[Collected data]
····················
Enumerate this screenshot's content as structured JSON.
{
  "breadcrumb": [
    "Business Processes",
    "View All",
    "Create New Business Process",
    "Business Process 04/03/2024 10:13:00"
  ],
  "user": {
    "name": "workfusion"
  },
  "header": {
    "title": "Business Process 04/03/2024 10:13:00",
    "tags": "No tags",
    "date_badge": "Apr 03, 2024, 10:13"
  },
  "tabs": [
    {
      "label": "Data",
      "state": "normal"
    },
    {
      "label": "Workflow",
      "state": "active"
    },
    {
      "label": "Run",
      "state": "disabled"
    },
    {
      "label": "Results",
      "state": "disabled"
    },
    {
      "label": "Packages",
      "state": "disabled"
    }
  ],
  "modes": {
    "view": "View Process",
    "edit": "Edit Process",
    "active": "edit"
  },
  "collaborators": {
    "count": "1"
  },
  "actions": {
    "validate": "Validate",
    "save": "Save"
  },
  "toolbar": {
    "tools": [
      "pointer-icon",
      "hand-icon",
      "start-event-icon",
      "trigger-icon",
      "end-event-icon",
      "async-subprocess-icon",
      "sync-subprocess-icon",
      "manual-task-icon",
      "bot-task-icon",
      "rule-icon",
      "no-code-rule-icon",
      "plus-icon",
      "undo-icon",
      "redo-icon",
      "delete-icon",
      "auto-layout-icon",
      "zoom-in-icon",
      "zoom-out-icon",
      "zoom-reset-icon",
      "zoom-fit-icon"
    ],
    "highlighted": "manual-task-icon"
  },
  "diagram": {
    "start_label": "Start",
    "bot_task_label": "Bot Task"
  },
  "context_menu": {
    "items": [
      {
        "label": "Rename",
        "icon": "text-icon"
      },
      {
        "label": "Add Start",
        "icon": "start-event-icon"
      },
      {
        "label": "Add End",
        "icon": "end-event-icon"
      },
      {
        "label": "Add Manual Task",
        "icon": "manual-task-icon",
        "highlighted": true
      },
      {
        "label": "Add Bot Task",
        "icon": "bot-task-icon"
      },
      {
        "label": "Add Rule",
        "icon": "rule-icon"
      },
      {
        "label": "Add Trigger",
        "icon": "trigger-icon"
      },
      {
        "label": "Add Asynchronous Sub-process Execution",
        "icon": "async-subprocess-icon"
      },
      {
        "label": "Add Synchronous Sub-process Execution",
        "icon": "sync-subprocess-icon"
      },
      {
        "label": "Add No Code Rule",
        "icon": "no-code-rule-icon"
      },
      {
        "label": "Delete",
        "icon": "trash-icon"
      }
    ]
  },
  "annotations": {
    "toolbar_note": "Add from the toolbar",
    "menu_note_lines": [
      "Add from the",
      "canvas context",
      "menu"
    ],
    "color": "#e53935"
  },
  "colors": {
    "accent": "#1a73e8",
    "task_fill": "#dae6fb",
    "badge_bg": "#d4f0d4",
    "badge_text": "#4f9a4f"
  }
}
····················
> _Set exercise_: Identify and copy the lines holding the word "event".

> _Response to this task_:
      "start-event-icon",
      "end-event-icon",
        "icon": "start-event-icon"
        "icon": "end-event-icon"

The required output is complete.